Problem details - Return all lines in the material below that contain "приемке".

Record list -
START

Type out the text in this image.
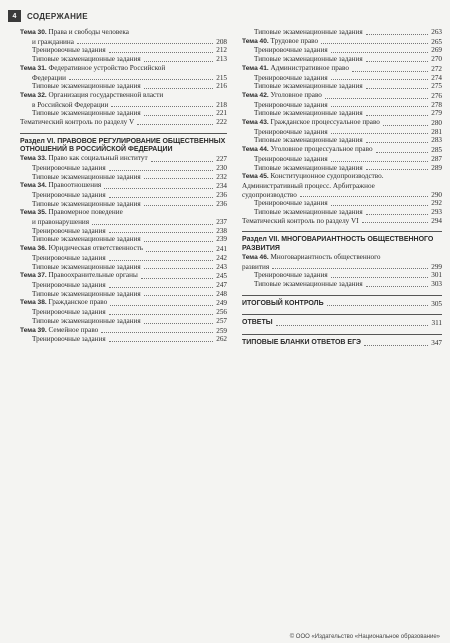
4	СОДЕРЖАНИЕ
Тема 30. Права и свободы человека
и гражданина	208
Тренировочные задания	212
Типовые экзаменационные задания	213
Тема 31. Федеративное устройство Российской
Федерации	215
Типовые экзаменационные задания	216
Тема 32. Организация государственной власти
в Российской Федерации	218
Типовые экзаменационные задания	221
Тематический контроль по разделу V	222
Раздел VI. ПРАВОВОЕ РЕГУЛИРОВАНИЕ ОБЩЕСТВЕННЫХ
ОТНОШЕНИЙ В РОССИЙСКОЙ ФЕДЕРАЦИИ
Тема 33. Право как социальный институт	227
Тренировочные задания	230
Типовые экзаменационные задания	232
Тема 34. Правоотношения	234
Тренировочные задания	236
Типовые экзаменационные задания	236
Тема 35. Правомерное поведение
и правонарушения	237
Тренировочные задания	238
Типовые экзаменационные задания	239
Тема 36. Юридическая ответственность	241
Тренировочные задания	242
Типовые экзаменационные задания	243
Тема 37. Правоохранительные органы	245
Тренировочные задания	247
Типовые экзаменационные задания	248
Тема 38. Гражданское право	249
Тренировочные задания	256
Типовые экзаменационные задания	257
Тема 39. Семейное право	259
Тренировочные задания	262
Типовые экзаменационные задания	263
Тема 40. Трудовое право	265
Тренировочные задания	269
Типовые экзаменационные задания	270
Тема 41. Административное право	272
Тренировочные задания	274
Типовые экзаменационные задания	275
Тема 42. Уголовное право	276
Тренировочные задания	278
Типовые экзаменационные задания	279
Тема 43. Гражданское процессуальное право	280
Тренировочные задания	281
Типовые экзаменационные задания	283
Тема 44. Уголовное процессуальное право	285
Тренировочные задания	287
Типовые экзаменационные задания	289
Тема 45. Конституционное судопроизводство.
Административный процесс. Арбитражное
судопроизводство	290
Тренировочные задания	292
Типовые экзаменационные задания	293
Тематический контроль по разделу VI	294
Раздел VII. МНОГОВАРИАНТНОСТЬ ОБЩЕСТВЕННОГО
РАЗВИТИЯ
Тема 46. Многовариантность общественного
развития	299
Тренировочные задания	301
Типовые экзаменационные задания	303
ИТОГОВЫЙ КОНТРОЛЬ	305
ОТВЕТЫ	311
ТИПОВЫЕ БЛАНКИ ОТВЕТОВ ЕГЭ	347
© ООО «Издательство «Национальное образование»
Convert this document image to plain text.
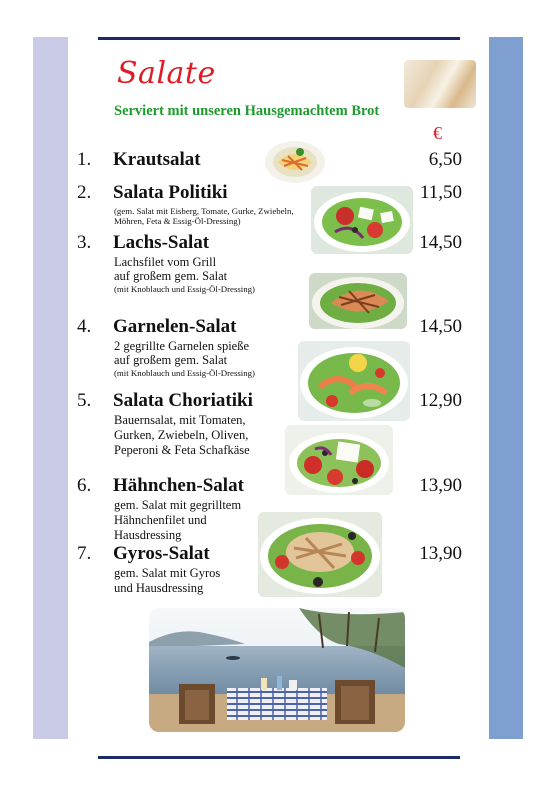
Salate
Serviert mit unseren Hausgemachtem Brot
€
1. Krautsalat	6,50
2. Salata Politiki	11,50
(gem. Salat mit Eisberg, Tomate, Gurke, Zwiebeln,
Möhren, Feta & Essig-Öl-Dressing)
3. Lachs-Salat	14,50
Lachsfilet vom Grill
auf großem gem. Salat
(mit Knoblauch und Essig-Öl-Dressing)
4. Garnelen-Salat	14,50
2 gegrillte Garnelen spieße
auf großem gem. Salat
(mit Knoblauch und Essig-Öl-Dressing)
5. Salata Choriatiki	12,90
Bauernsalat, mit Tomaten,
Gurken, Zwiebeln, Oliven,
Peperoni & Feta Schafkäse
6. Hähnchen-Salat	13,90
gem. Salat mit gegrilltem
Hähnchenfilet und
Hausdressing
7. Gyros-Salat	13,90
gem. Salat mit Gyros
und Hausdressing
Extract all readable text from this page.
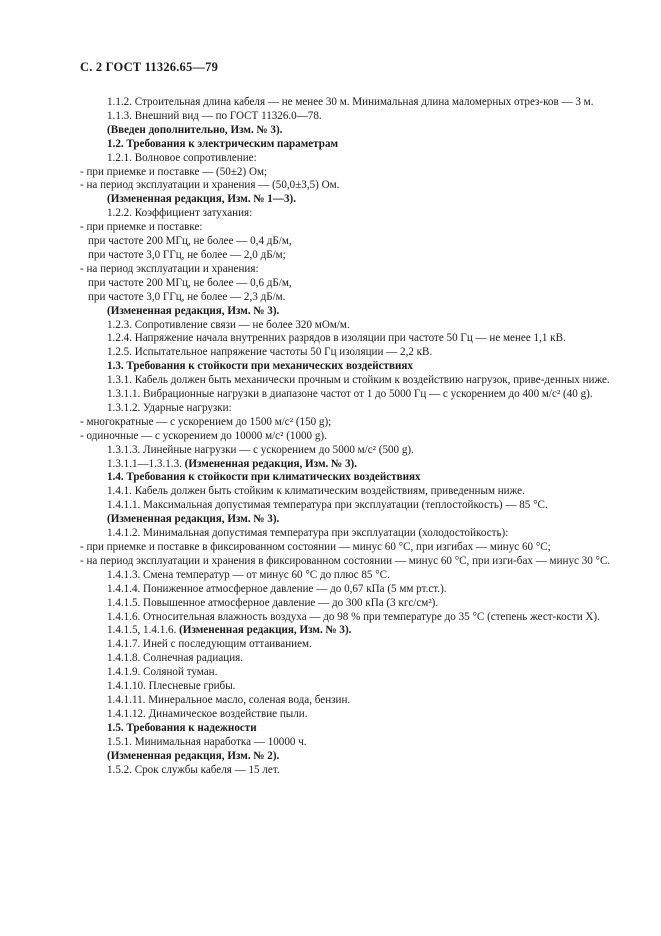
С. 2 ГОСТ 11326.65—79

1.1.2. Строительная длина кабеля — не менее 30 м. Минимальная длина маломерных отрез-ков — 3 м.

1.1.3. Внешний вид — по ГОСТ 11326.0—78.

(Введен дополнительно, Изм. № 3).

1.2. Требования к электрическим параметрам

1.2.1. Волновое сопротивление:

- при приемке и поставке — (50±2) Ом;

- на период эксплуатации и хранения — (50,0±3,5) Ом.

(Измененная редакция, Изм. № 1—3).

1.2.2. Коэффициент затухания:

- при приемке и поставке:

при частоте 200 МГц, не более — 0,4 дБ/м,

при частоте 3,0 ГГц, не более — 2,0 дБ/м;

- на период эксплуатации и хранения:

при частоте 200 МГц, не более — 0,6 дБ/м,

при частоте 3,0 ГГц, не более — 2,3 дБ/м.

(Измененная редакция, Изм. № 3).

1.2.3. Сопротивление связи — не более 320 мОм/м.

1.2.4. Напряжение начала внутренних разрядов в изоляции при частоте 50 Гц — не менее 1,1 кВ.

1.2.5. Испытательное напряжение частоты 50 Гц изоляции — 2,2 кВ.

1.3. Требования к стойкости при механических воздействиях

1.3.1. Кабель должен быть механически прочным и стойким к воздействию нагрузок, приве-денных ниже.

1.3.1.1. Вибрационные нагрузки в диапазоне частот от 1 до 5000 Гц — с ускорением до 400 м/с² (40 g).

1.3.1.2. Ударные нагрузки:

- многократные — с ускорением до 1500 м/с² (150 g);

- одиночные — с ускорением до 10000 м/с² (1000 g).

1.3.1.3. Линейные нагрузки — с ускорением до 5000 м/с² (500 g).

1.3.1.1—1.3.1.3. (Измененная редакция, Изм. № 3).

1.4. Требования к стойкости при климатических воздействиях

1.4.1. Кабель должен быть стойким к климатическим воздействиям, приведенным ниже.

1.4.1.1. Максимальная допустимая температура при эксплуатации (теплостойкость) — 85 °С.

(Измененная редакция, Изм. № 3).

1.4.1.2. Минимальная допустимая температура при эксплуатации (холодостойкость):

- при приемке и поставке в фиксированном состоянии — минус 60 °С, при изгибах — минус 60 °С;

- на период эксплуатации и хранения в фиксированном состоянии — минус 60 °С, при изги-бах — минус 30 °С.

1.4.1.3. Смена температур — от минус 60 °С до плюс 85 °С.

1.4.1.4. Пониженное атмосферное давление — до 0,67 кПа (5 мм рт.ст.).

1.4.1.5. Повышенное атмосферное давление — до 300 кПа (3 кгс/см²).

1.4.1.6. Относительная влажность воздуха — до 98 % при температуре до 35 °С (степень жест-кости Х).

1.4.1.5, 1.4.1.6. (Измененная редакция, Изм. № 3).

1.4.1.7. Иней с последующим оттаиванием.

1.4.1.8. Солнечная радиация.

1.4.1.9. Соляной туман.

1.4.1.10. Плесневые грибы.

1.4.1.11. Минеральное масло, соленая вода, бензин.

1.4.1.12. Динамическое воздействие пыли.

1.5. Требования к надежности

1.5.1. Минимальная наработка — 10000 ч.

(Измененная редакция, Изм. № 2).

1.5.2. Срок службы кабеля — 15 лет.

END

Result below -
- при приемке и поставке — (50±2) Ом;
- при приемке и поставке:
- при приемке и поставке в фиксированном состоянии — минус 60 °С, при изгибах — минус 60 °С;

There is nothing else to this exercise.